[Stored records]
※

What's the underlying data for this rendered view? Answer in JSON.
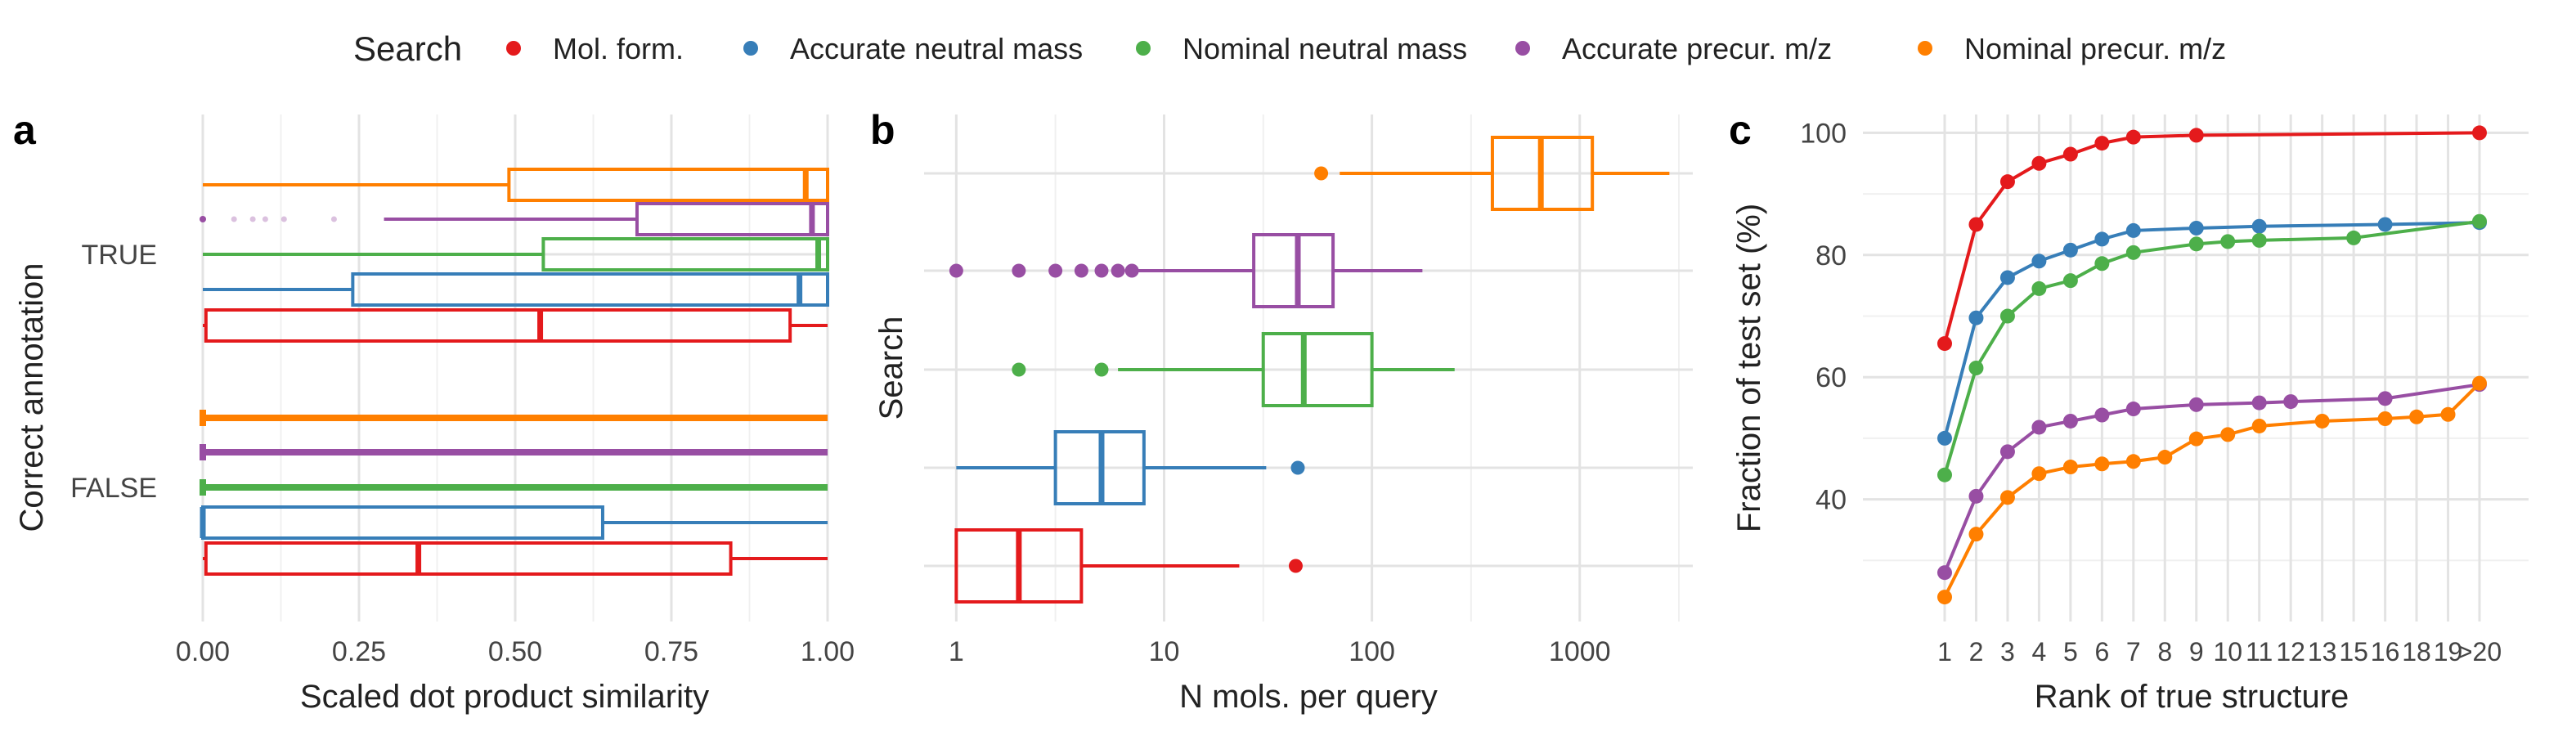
{
  "colors": {
    "mol_form": "#e41a1c",
    "acc_neutral": "#377eb8",
    "nom_neutral": "#4daf4a",
    "acc_precur": "#984ea3",
    "nom_precur": "#ff7f00"
  },
  "legend": {
    "title": "Search",
    "items": [
      {
        "key": "mol_form",
        "label": "Mol. form."
      },
      {
        "key": "acc_neutral",
        "label": "Accurate neutral mass"
      },
      {
        "key": "nom_neutral",
        "label": "Nominal neutral mass"
      },
      {
        "key": "acc_precur",
        "label": "Accurate precur. m/z"
      },
      {
        "key": "nom_precur",
        "label": "Nominal precur. m/z"
      }
    ]
  },
  "chart_data": [
    {
      "panel_label": "a",
      "type": "boxplot",
      "orientation": "horizontal",
      "xlabel": "Scaled dot product similarity",
      "ylabel": "Correct annotation",
      "xlim": [
        0,
        1
      ],
      "xticks": [
        "0.00",
        "0.25",
        "0.50",
        "0.75",
        "1.00"
      ],
      "categories": [
        "TRUE",
        "FALSE"
      ],
      "groups": [
        {
          "category": "TRUE",
          "key": "nom_precur",
          "whisker_low": 0.0,
          "q1": 0.49,
          "median": 0.965,
          "q3": 1.0,
          "whisker_high": 1.0,
          "outliers": []
        },
        {
          "category": "TRUE",
          "key": "acc_precur",
          "whisker_low": 0.29,
          "q1": 0.695,
          "median": 0.975,
          "q3": 1.0,
          "whisker_high": 1.0,
          "outliers": [
            0.0,
            0.05,
            0.08,
            0.1,
            0.13,
            0.21
          ]
        },
        {
          "category": "TRUE",
          "key": "nom_neutral",
          "whisker_low": 0.0,
          "q1": 0.545,
          "median": 0.985,
          "q3": 1.0,
          "whisker_high": 1.0,
          "outliers": []
        },
        {
          "category": "TRUE",
          "key": "acc_neutral",
          "whisker_low": 0.0,
          "q1": 0.24,
          "median": 0.955,
          "q3": 1.0,
          "whisker_high": 1.0,
          "outliers": []
        },
        {
          "category": "TRUE",
          "key": "mol_form",
          "whisker_low": 0.0,
          "q1": 0.005,
          "median": 0.54,
          "q3": 0.94,
          "whisker_high": 1.0,
          "outliers": []
        },
        {
          "category": "FALSE",
          "key": "nom_precur",
          "whisker_low": 0.0,
          "q1": 0.0,
          "median": 0.0,
          "q3": 0.0,
          "whisker_high": 0.0,
          "outliers_span": [
            0.0,
            1.0
          ]
        },
        {
          "category": "FALSE",
          "key": "acc_precur",
          "whisker_low": 0.0,
          "q1": 0.0,
          "median": 0.0,
          "q3": 0.0,
          "whisker_high": 0.0,
          "outliers_span": [
            0.0,
            1.0
          ]
        },
        {
          "category": "FALSE",
          "key": "nom_neutral",
          "whisker_low": 0.0,
          "q1": 0.0,
          "median": 0.0,
          "q3": 0.0,
          "whisker_high": 0.0,
          "outliers_span": [
            0.0,
            1.0
          ]
        },
        {
          "category": "FALSE",
          "key": "acc_neutral",
          "whisker_low": 0.0,
          "q1": 0.0,
          "median": 0.0,
          "q3": 0.64,
          "whisker_high": 1.0,
          "outliers": []
        },
        {
          "category": "FALSE",
          "key": "mol_form",
          "whisker_low": 0.0,
          "q1": 0.005,
          "median": 0.345,
          "q3": 0.845,
          "whisker_high": 1.0,
          "outliers": []
        }
      ]
    },
    {
      "panel_label": "b",
      "type": "boxplot",
      "orientation": "horizontal",
      "xscale": "log10",
      "xlabel": "N mols. per query",
      "ylabel": "Search",
      "xlim": [
        0.7,
        3500
      ],
      "xticks": [
        "1",
        "10",
        "100",
        "1000"
      ],
      "groups": [
        {
          "key": "nom_precur",
          "whisker_low": 70,
          "q1": 380,
          "median": 650,
          "q3": 1150,
          "whisker_high": 2700,
          "outliers": [
            57
          ]
        },
        {
          "key": "acc_precur",
          "whisker_low": 7.5,
          "q1": 27,
          "median": 44,
          "q3": 65,
          "whisker_high": 175,
          "outliers": [
            1,
            2,
            3,
            4,
            5,
            6,
            7
          ]
        },
        {
          "key": "nom_neutral",
          "whisker_low": 6,
          "q1": 30,
          "median": 47,
          "q3": 100,
          "whisker_high": 250,
          "outliers": [
            2,
            5
          ]
        },
        {
          "key": "acc_neutral",
          "whisker_low": 1,
          "q1": 3,
          "median": 5,
          "q3": 8,
          "whisker_high": 31,
          "outliers": [
            44
          ]
        },
        {
          "key": "mol_form",
          "whisker_low": 1,
          "q1": 1,
          "median": 2,
          "q3": 4,
          "whisker_high": 23,
          "outliers": [
            43
          ]
        }
      ]
    },
    {
      "panel_label": "c",
      "type": "line",
      "xlabel": "Rank of true structure",
      "ylabel": "Fraction of test set (%)",
      "x": [
        "1",
        "2",
        "3",
        "4",
        "5",
        "6",
        "7",
        "8",
        "9",
        "10",
        "11",
        "12",
        "13",
        "15",
        "16",
        "18",
        "19",
        ">20"
      ],
      "ylim": [
        20,
        103
      ],
      "yticks": [
        "40",
        "60",
        "80",
        "100"
      ],
      "series": [
        {
          "key": "mol_form",
          "points": [
            [
              "1",
              65.5
            ],
            [
              "2",
              85
            ],
            [
              "3",
              92
            ],
            [
              "4",
              95
            ],
            [
              "5",
              96.5
            ],
            [
              "6",
              98.3
            ],
            [
              "7",
              99.3
            ],
            [
              "9",
              99.6
            ],
            [
              ">20",
              100
            ]
          ]
        },
        {
          "key": "acc_neutral",
          "points": [
            [
              "1",
              50
            ],
            [
              "2",
              69.7
            ],
            [
              "3",
              76.3
            ],
            [
              "4",
              79
            ],
            [
              "5",
              80.8
            ],
            [
              "6",
              82.6
            ],
            [
              "7",
              84
            ],
            [
              "9",
              84.4
            ],
            [
              "11",
              84.7
            ],
            [
              "16",
              85
            ],
            [
              ">20",
              85.3
            ]
          ]
        },
        {
          "key": "nom_neutral",
          "points": [
            [
              "1",
              44
            ],
            [
              "2",
              61.5
            ],
            [
              "3",
              70
            ],
            [
              "4",
              74.5
            ],
            [
              "5",
              75.8
            ],
            [
              "6",
              78.6
            ],
            [
              "7",
              80.4
            ],
            [
              "9",
              81.8
            ],
            [
              "10",
              82.2
            ],
            [
              "11",
              82.4
            ],
            [
              "15",
              82.8
            ],
            [
              ">20",
              85.5
            ]
          ]
        },
        {
          "key": "acc_precur",
          "points": [
            [
              "1",
              28
            ],
            [
              "2",
              40.5
            ],
            [
              "3",
              47.8
            ],
            [
              "4",
              51.8
            ],
            [
              "5",
              52.8
            ],
            [
              "6",
              53.8
            ],
            [
              "7",
              54.8
            ],
            [
              "9",
              55.5
            ],
            [
              "11",
              55.8
            ],
            [
              "12",
              56
            ],
            [
              "16",
              56.5
            ],
            [
              ">20",
              58.8
            ]
          ]
        },
        {
          "key": "nom_precur",
          "points": [
            [
              "1",
              24
            ],
            [
              "2",
              34.3
            ],
            [
              "3",
              40.3
            ],
            [
              "4",
              44.2
            ],
            [
              "5",
              45.3
            ],
            [
              "6",
              45.8
            ],
            [
              "7",
              46.2
            ],
            [
              "8",
              46.9
            ],
            [
              "9",
              49.9
            ],
            [
              "10",
              50.6
            ],
            [
              "11",
              52
            ],
            [
              "13",
              52.8
            ],
            [
              "16",
              53.2
            ],
            [
              "18",
              53.5
            ],
            [
              "19",
              53.9
            ],
            [
              ">20",
              59
            ]
          ]
        }
      ]
    }
  ]
}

※

- EXERCISE -
Single out each line of the records above with the string "ylabel" in it, and copy it.

- EXERCISE RESPONSE -
      "ylabel": "Correct annotation",
      "ylabel": "Search",
      "ylabel": "Fraction of test set (%)",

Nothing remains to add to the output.